Extracted data entries
# # # #

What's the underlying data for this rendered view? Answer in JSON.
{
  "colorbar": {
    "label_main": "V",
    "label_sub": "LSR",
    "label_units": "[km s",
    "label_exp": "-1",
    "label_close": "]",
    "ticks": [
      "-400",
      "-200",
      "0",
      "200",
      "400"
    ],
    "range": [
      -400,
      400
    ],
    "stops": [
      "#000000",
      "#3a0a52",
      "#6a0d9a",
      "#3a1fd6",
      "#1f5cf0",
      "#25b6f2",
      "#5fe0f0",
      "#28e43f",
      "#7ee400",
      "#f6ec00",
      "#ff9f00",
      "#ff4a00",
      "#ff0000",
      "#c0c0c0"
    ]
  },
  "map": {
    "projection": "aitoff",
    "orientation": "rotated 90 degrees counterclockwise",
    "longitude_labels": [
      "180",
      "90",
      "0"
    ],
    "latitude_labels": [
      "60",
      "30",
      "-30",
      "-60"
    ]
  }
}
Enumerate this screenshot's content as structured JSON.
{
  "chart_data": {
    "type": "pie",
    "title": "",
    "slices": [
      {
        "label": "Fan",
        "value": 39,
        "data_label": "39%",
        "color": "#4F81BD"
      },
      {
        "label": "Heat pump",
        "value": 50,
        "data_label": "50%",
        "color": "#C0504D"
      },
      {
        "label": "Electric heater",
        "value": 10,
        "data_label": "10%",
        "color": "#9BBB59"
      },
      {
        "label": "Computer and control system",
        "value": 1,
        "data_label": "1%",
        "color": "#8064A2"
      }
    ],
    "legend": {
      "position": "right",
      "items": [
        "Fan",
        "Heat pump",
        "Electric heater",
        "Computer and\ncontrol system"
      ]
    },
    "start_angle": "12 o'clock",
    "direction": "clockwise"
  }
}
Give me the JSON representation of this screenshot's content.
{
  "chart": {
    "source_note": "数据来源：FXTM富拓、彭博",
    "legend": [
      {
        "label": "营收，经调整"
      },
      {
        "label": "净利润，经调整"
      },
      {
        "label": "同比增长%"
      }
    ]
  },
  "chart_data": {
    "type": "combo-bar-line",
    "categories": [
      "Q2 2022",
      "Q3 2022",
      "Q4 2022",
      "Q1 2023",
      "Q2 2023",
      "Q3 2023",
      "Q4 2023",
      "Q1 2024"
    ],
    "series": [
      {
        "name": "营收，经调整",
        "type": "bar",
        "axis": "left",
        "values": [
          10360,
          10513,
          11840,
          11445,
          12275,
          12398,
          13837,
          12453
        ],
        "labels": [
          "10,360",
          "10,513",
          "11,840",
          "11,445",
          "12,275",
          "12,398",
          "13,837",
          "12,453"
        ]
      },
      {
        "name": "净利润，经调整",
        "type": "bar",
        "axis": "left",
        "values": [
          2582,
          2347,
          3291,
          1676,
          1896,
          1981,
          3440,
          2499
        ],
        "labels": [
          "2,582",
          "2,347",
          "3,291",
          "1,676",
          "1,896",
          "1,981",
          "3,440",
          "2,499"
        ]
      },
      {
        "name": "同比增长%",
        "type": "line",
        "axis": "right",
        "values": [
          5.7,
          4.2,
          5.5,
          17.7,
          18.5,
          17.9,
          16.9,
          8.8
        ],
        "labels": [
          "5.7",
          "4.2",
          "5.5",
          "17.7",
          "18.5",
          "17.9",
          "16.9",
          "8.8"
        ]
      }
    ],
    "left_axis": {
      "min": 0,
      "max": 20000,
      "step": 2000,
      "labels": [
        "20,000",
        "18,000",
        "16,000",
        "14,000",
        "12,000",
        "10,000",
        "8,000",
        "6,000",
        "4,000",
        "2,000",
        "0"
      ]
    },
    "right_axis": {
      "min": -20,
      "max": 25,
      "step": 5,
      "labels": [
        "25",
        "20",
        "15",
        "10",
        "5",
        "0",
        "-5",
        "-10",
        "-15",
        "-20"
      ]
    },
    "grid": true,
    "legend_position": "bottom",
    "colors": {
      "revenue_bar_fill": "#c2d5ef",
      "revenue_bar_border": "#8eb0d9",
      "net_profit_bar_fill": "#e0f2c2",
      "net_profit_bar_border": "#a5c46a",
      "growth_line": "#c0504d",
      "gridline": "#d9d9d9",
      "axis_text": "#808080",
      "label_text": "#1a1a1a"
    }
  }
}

# # # #

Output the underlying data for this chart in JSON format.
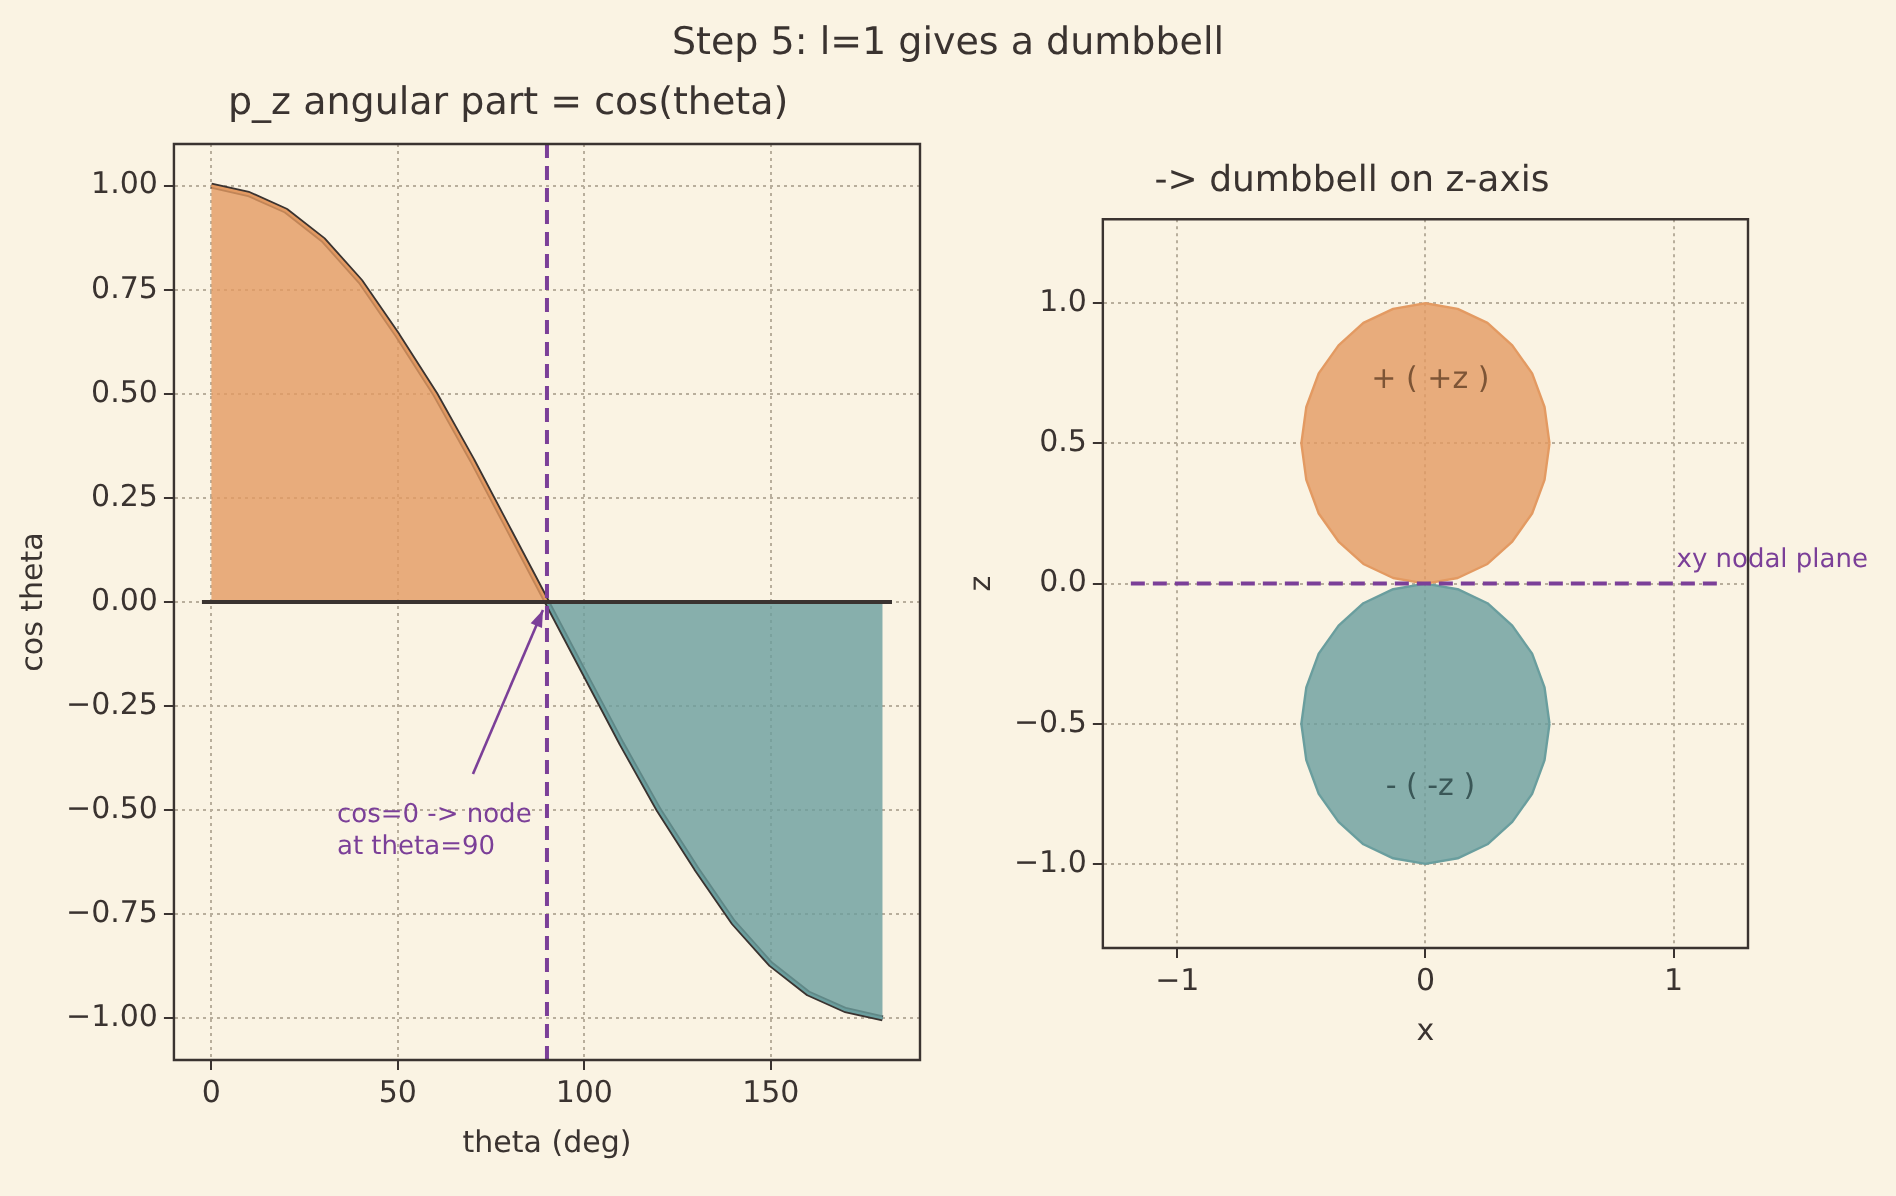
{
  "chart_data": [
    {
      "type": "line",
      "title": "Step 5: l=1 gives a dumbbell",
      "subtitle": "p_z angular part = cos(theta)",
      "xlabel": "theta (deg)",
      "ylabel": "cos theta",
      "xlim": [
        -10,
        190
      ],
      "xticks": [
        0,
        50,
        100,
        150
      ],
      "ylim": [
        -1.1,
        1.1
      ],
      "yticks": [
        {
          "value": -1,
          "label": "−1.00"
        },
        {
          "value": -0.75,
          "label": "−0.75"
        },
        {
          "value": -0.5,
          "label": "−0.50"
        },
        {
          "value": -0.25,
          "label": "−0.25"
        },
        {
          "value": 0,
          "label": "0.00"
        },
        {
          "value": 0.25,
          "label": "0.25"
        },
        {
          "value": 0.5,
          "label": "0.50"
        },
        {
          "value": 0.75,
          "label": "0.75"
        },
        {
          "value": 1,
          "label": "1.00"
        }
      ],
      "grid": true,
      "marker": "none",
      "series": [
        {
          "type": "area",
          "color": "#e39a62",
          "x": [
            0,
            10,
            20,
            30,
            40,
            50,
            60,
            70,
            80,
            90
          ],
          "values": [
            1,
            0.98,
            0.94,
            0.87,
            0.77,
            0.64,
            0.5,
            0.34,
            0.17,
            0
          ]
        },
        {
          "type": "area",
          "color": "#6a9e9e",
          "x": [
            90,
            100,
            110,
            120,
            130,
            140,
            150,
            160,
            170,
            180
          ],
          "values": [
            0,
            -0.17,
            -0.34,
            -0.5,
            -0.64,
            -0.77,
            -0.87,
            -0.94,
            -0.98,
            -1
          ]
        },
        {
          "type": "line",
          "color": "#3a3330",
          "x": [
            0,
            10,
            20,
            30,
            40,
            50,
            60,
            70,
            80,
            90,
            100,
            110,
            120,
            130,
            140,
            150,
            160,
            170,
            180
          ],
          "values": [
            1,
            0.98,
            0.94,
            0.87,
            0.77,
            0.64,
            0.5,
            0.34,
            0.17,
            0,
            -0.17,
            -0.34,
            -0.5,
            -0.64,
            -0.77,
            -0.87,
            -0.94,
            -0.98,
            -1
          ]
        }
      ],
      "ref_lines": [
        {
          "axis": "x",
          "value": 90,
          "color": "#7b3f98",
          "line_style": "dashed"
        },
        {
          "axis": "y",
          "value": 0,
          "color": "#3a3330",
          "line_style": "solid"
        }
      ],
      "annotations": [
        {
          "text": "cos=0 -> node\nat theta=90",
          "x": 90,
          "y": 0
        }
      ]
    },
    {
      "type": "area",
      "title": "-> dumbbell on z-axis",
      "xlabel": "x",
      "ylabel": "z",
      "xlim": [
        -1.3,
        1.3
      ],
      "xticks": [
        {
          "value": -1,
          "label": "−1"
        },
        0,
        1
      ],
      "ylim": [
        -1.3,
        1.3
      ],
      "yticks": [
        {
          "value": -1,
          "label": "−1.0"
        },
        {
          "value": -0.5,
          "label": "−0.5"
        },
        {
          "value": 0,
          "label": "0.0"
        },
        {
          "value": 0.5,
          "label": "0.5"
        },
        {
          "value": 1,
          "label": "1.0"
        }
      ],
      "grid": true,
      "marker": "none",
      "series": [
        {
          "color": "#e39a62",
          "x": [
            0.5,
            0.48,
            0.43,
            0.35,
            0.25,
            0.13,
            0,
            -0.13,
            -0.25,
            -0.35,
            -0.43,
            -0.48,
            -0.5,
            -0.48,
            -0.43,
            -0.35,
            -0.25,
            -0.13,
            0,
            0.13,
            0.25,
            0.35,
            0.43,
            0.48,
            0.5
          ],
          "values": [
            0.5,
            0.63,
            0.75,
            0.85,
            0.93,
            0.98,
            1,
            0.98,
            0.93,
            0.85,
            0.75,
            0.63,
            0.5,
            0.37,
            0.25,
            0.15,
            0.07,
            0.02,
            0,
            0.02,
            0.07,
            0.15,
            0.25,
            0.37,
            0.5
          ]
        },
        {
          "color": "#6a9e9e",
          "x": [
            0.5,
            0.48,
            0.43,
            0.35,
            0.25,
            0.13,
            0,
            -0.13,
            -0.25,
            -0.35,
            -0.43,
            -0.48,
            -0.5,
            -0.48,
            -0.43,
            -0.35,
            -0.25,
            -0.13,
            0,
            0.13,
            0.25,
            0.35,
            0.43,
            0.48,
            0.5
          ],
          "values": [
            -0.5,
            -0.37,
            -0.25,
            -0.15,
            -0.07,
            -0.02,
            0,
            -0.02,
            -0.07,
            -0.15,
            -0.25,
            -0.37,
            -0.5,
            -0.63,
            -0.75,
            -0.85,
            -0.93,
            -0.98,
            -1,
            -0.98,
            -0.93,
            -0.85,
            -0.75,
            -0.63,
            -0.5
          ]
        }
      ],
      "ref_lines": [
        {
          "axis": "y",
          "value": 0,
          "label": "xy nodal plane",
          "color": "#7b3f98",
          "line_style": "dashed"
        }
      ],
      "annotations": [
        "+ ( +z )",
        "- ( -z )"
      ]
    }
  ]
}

# # # #

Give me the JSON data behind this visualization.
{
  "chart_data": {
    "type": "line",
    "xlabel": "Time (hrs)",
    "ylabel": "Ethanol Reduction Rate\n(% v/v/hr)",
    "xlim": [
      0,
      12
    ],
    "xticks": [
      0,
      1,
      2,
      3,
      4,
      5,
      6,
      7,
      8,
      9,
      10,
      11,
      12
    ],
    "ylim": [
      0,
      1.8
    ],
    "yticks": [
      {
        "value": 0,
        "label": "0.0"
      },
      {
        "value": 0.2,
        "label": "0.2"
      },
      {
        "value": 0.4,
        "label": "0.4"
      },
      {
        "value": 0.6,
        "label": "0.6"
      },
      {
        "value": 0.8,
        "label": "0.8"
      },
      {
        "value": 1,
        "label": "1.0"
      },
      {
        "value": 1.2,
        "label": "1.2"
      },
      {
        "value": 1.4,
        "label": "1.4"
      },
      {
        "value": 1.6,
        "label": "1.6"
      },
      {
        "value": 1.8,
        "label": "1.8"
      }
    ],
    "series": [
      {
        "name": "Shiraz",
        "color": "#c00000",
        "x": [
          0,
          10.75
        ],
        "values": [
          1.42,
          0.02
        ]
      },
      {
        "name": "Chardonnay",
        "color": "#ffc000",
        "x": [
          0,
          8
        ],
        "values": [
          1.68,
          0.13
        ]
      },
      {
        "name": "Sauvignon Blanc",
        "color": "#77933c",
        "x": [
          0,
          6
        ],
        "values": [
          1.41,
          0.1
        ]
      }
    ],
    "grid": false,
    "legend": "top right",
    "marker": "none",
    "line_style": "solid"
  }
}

# # # #

### [What this task involves]
Go through the records and copy each line with "JSON" in it.

### [Response to the task]
What's the underlying data for this rendered view? Answer in JSON.
Enumerate this screenshot's content as structured JSON.
Give me the JSON representation of this screenshot's content.
Output the underlying data for this chart in JSON format.
Give me the JSON data behind this visualization.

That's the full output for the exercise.